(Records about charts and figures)

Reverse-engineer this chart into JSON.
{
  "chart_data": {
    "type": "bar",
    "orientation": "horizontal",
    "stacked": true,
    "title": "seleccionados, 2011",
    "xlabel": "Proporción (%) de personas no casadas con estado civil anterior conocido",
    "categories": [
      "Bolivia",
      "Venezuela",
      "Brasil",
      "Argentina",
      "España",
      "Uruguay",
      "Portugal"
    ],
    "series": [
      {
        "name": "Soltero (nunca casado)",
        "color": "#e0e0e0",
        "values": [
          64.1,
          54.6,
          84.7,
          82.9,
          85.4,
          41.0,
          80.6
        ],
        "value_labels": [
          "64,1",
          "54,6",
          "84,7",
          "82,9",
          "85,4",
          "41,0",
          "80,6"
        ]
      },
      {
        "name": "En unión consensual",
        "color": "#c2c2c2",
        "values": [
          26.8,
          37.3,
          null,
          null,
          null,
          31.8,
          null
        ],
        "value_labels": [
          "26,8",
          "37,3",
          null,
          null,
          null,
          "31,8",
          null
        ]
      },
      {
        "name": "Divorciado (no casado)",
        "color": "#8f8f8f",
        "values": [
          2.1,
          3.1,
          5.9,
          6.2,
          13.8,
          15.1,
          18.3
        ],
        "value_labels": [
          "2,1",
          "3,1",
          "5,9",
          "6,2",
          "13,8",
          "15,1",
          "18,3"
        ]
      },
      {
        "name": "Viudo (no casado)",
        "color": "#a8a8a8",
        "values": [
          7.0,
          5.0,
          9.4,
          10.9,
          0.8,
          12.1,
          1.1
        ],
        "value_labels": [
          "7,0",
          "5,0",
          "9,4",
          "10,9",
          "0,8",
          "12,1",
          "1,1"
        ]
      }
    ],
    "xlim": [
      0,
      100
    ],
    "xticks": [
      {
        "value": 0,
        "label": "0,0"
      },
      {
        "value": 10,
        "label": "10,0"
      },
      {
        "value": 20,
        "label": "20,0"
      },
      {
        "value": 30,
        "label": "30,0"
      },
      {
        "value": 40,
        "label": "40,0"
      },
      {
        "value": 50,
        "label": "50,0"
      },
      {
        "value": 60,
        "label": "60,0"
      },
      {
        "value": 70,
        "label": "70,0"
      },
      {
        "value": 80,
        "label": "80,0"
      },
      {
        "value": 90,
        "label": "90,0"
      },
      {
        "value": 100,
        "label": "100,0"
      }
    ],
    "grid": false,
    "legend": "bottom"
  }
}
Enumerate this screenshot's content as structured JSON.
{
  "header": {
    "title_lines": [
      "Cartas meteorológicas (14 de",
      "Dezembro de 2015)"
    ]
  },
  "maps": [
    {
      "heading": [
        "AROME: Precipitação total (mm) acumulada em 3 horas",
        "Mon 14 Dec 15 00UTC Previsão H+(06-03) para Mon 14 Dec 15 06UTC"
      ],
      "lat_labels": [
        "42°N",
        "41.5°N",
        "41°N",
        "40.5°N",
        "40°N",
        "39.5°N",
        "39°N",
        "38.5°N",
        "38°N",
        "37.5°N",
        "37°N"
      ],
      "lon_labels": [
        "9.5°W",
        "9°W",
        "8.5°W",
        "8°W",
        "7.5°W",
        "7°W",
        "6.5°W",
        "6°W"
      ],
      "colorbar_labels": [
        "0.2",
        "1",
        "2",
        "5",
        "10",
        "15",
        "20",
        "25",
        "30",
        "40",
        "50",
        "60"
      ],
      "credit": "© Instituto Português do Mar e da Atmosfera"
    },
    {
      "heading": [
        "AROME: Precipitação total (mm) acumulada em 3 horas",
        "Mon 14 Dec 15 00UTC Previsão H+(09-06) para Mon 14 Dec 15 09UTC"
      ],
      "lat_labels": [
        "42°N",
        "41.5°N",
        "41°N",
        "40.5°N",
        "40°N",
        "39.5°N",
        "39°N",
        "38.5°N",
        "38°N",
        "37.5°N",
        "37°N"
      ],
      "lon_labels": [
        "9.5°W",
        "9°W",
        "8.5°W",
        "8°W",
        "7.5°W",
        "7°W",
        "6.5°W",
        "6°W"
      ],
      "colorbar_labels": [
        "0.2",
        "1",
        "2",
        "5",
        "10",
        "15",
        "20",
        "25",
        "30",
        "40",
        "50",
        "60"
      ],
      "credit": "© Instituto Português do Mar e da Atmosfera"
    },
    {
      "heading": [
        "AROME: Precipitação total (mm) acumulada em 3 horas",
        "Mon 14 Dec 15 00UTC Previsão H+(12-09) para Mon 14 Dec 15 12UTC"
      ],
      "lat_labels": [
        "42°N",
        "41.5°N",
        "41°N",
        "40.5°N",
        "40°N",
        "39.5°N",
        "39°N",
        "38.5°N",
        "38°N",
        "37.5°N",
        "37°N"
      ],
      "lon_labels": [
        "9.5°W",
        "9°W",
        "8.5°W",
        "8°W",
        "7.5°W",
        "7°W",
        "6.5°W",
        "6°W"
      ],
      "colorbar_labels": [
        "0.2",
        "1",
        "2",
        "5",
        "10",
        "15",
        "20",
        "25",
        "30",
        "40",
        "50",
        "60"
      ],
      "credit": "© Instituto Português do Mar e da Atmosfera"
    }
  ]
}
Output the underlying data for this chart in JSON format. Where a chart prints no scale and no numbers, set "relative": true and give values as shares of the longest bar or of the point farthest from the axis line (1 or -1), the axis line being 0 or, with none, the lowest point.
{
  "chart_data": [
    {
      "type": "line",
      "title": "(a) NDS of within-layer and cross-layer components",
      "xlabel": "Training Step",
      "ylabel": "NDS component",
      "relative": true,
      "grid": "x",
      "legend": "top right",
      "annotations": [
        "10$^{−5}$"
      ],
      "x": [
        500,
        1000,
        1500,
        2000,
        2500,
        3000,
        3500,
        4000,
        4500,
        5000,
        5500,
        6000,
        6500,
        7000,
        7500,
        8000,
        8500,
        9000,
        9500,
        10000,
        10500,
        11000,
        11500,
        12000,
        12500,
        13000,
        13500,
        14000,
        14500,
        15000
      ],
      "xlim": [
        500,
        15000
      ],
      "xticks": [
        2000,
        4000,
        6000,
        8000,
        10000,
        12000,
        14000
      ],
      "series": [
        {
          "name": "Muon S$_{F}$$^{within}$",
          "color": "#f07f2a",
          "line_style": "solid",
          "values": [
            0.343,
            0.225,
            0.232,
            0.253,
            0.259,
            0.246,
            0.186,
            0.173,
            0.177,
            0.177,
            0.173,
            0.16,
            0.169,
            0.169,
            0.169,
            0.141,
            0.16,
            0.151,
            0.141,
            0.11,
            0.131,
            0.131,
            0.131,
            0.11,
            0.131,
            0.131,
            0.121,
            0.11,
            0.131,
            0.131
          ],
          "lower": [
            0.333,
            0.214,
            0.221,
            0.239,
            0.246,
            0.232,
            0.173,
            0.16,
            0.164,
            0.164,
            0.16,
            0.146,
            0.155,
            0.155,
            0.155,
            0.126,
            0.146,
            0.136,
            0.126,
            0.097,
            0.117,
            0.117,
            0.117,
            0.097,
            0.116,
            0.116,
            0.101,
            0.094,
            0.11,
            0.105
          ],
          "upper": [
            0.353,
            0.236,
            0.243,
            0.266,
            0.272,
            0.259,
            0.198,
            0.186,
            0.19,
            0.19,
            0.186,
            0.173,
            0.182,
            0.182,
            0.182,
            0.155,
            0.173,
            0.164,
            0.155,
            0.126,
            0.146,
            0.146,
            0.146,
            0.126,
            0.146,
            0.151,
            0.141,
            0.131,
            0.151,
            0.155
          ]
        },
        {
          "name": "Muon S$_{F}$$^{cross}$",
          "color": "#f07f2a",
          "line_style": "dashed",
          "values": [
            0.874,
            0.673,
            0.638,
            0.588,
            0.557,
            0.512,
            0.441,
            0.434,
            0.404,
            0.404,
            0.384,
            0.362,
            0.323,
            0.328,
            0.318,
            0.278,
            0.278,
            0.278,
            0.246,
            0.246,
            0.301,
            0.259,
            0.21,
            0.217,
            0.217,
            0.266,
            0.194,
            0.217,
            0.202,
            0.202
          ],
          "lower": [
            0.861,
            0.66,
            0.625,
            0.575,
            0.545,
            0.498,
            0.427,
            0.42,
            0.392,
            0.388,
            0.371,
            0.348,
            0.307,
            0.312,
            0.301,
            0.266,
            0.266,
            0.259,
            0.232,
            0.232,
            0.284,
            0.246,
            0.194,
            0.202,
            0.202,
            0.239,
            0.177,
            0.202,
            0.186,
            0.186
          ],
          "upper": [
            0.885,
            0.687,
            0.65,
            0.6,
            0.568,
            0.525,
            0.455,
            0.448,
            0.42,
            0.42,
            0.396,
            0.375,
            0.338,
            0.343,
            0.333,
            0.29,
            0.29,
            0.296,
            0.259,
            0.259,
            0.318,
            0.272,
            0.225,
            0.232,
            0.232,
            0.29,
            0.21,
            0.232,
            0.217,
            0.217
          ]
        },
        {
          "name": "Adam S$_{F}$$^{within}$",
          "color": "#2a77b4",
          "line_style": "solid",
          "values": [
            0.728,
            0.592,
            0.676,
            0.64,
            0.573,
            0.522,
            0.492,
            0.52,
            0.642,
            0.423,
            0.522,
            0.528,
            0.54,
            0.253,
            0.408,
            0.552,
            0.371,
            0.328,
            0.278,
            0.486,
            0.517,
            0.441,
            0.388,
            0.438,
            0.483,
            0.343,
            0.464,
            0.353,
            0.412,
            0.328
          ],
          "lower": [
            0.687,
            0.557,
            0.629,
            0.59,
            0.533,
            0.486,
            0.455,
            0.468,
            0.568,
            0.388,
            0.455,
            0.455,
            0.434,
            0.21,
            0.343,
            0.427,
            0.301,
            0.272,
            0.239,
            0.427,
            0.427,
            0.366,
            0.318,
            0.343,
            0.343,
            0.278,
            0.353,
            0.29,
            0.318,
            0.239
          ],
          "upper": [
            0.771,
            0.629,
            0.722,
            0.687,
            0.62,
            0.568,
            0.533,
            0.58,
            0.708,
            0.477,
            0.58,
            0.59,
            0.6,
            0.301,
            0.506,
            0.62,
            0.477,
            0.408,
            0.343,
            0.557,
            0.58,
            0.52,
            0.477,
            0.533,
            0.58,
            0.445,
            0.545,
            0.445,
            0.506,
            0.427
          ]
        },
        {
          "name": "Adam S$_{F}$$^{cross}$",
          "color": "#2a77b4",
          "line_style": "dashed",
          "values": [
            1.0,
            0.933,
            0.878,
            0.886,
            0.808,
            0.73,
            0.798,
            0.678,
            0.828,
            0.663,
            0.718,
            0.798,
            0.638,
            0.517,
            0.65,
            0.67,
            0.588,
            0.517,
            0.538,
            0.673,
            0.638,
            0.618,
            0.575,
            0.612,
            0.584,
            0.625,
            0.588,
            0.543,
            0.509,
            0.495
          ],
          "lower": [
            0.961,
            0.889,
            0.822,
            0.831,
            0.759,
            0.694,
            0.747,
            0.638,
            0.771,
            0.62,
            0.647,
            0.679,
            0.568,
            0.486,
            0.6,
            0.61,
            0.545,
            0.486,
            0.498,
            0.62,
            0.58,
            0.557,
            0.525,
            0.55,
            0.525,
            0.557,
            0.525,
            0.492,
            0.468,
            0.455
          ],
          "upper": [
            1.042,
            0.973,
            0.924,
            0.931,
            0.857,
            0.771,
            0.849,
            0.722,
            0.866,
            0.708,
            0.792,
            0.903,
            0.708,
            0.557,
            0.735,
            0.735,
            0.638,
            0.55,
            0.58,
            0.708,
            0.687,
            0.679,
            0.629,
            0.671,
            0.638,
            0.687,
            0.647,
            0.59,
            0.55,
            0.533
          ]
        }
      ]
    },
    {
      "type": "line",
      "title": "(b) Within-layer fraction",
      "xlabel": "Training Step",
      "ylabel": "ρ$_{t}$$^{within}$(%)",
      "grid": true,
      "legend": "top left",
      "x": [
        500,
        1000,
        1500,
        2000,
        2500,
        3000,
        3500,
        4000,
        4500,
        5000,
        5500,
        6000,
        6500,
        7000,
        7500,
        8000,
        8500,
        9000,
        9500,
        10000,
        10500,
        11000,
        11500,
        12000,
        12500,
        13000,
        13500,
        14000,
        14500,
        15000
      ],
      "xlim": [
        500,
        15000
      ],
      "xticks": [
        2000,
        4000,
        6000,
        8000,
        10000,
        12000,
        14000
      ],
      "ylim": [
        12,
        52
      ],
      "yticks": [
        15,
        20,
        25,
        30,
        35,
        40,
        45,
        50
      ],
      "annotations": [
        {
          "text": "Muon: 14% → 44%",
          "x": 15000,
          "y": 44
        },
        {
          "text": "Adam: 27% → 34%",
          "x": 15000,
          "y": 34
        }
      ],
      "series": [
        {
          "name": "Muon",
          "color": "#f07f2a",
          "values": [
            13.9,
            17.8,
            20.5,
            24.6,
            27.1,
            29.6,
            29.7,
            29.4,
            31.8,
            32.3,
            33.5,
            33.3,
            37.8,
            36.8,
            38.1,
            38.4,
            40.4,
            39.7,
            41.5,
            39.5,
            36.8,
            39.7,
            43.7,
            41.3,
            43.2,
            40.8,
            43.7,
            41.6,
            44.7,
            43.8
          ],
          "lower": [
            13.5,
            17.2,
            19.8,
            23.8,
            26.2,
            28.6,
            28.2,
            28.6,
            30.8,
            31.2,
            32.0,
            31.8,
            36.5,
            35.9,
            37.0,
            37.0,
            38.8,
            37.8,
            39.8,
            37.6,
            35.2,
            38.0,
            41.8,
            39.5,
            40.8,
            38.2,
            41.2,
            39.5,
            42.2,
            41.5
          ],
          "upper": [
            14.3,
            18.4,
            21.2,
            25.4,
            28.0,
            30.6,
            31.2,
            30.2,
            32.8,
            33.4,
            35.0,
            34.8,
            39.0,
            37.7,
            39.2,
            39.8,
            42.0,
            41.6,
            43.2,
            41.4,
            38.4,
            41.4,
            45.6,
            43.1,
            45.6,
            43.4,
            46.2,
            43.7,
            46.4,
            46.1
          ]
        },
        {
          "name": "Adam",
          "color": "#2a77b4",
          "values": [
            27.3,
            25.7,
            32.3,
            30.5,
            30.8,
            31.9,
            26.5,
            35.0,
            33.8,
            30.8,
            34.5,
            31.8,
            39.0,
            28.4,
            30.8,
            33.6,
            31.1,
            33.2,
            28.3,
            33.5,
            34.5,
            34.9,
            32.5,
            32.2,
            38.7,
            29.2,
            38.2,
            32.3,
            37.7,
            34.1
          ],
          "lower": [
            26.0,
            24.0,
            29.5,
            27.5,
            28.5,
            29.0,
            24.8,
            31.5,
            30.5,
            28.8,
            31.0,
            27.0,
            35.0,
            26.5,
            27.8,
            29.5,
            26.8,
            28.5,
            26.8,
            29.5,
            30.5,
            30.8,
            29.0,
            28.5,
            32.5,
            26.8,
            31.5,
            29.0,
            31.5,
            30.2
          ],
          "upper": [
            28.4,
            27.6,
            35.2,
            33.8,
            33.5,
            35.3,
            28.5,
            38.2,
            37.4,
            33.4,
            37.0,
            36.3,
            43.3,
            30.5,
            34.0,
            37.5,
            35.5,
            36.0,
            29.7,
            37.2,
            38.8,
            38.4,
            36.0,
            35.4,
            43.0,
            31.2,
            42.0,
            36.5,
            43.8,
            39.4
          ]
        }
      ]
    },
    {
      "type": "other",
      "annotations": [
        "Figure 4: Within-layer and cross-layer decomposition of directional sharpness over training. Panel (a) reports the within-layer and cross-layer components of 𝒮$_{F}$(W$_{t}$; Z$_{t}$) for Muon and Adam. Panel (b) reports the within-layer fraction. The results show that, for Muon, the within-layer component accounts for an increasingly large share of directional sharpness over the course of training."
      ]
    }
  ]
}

The exercise: Looking at the data above, show all lines where the word "para" occurs.

Exercise answer:
        "Mon 14 Dec 15 00UTC Previsão H+(06-03) para Mon 14 Dec 15 06UTC"
        "Mon 14 Dec 15 00UTC Previsão H+(09-06) para Mon 14 Dec 15 09UTC"
        "Mon 14 Dec 15 00UTC Previsão H+(12-09) para Mon 14 Dec 15 12UTC"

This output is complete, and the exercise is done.